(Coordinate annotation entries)
───

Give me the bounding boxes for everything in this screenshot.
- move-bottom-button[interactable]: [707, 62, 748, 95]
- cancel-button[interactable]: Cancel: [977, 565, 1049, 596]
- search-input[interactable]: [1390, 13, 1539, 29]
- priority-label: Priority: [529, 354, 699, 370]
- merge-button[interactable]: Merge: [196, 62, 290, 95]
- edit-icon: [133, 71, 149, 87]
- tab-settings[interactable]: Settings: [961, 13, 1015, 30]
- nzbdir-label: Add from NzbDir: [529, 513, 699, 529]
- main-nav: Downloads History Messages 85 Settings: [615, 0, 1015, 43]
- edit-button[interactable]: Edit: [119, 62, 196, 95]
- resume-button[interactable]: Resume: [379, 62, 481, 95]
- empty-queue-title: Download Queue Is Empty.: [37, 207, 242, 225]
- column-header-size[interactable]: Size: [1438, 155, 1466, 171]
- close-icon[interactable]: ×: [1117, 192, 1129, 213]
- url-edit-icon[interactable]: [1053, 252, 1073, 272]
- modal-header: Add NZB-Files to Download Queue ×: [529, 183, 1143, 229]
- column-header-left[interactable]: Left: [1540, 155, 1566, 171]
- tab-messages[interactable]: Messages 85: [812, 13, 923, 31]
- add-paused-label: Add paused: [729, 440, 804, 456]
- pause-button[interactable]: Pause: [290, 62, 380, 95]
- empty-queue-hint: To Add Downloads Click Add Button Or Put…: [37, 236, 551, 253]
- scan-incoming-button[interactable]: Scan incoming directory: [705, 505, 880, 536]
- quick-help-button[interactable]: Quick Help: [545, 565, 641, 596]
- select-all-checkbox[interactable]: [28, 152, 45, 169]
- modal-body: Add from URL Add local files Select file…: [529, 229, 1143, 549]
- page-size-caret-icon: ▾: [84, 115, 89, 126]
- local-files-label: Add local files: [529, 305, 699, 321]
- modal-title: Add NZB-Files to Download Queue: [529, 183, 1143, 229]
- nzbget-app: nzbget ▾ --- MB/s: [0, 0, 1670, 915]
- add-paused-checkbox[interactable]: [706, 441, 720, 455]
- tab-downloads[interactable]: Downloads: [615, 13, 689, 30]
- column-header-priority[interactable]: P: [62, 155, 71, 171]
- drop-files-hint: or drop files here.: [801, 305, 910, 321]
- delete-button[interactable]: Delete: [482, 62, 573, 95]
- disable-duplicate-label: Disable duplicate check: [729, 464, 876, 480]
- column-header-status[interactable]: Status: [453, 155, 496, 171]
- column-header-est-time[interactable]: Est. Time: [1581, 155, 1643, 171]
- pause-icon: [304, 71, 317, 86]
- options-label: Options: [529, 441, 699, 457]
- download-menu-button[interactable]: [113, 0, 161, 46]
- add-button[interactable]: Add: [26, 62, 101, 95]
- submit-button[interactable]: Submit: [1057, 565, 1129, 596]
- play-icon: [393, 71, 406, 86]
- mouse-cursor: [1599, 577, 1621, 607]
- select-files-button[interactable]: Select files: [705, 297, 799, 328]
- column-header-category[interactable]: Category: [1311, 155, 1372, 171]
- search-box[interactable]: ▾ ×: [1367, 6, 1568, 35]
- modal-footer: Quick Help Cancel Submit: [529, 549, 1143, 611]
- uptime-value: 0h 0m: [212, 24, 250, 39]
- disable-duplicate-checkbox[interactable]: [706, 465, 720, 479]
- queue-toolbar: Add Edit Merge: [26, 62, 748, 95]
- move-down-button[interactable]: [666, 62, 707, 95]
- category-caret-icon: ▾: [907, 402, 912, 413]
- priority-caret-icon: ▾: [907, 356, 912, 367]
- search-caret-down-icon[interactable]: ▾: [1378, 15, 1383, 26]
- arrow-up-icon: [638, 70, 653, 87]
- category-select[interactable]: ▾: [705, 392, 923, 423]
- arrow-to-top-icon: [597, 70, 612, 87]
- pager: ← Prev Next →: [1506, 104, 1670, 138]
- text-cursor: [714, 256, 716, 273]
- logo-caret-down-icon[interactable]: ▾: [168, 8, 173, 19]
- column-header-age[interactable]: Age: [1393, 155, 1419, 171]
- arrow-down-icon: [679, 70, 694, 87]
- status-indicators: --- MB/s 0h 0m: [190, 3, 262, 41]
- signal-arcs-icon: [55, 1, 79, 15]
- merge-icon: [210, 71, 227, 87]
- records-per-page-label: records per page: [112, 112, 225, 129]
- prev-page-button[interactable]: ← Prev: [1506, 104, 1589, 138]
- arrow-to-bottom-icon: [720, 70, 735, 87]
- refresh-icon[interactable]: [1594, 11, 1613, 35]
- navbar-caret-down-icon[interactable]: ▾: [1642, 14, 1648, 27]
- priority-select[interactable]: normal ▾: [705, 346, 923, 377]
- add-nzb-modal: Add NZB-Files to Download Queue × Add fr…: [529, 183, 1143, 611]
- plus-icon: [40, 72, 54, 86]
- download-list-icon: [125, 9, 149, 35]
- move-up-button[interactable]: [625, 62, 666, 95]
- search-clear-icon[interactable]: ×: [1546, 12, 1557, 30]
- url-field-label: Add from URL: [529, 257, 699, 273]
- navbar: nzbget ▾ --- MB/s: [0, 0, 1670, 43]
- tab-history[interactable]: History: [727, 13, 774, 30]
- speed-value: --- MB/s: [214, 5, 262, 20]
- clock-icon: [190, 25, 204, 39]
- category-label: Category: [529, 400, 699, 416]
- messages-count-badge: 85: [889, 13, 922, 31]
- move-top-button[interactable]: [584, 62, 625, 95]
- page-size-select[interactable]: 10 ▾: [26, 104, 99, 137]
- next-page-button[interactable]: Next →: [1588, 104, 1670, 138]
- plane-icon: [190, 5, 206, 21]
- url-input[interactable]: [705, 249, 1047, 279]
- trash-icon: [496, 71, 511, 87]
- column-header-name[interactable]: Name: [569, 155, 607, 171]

───

■ **Stated goal**
Please rewrite the entries from the start through the line containing "- quick-help-button[interactable]: Quick", replacing "screenshot" with "screen capture" and leaving all else unchanged.

■ **Completed task**
Give me the bounding boxes for everything in this screen capture.
- move-bottom-button[interactable]: [707, 62, 748, 95]
- cancel-button[interactable]: Cancel: [977, 565, 1049, 596]
- search-input[interactable]: [1390, 13, 1539, 29]
- priority-label: Priority: [529, 354, 699, 370]
- merge-button[interactable]: Merge: [196, 62, 290, 95]
- edit-icon: [133, 71, 149, 87]
- tab-settings[interactable]: Settings: [961, 13, 1015, 30]
- nzbdir-label: Add from NzbDir: [529, 513, 699, 529]
- main-nav: Downloads History Messages 85 Settings: [615, 0, 1015, 43]
- edit-button[interactable]: Edit: [119, 62, 196, 95]
- resume-button[interactable]: Resume: [379, 62, 481, 95]
- empty-queue-title: Download Queue Is Empty.: [37, 207, 242, 225]
- column-header-size[interactable]: Size: [1438, 155, 1466, 171]
- close-icon[interactable]: ×: [1117, 192, 1129, 213]
- url-edit-icon[interactable]: [1053, 252, 1073, 272]
- modal-header: Add NZB-Files to Download Queue ×: [529, 183, 1143, 229]
- column-header-left[interactable]: Left: [1540, 155, 1566, 171]
- tab-messages[interactable]: Messages 85: [812, 13, 923, 31]
- add-paused-label: Add paused: [729, 440, 804, 456]
- pause-button[interactable]: Pause: [290, 62, 380, 95]
- empty-queue-hint: To Add Downloads Click Add Button Or Put…: [37, 236, 551, 253]
- scan-incoming-button[interactable]: Scan incoming directory: [705, 505, 880, 536]
- quick-help-button[interactable]: Quick Help: [545, 565, 641, 596]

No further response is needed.